[Excerpt]

Antimargarita dulcis

Scientific classification
- Kingdom: Animalia
- Phylum: Mollusca
- Class: Gastropoda
- Subclass: Vetigastropoda
- Order: Trochida
- Family: Margaritidae
- Genus: Antimargarita
- Species: A. dulcis
- Binomial name: Antimargarita dulcis (E.A. Smith, 1907)
- Synonyms: Margarites dulcis E. A. Smith, 1907; Minolia dulcis E. A. Smith, 1907; Valvatella dulcis E.A. Smith, 1907 (original description);

= Antimargarita dulcis =

- Authority: (E.A. Smith, 1907)
- Synonyms: Margarites dulcis E. A. Smith, 1907, Minolia dulcis E. A. Smith, 1907, Valvatella dulcis E.A. Smith, 1907 (original description)

Species of gastropod

Antimargarita dulcis is a species of sea snail, a marine gastropod mollusk in the family Margaritidae.

==Description==
The shell size varies between 9 mm and 15 mm. The shell is turbinate, narrowly but deeply umbilicated, and exhibits an iridescent blue color often obscured by whitish, thread–like lines of growth and spiral line. The shell typically has between 5 and 5.5 whorls, with the first few whorls being yellowish. The shell's outer surface displays more conspicuous lines of growth between the ridges, giving it a distinctive texture and appearance.

[/Excerpt]
[Available data]

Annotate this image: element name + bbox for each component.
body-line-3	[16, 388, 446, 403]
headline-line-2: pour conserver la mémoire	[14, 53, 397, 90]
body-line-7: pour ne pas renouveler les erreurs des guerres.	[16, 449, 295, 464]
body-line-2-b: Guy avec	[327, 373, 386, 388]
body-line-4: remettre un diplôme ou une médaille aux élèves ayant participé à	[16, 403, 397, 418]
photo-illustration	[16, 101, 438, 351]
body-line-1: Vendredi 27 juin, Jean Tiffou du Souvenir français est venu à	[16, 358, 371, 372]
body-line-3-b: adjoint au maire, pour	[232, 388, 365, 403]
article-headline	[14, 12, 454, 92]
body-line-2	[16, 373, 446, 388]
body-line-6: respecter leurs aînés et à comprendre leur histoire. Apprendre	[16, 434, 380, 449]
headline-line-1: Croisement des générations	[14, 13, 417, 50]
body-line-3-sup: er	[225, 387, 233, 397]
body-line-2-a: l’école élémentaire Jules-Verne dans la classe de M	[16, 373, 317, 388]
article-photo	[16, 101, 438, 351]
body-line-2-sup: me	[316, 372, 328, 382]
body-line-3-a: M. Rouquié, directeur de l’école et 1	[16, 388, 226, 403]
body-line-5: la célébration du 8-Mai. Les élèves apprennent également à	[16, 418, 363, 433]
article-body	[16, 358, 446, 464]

[/Available data]

[Questions on the material]
1) In the Antimargarita dulcis text, how many whorls does the shell typically have?
2) Echo the section of the Antimargarita dulcis text that starts at the words "- Authority: (E.A." and ends after "1907, Valvatella dulcis E.A. Smith, 1907 (original description)".

[Results by task]
1) The shell typically has between 5 and 5.5 whorls.

2)
- Authority: (E.A. Smith, 1907)
- Synonyms: Margarites dulcis E. A. Smith, 1907, Minolia dulcis E. A. Smith, 1907, Valvatella dulcis E.A. Smith, 1907 (original description)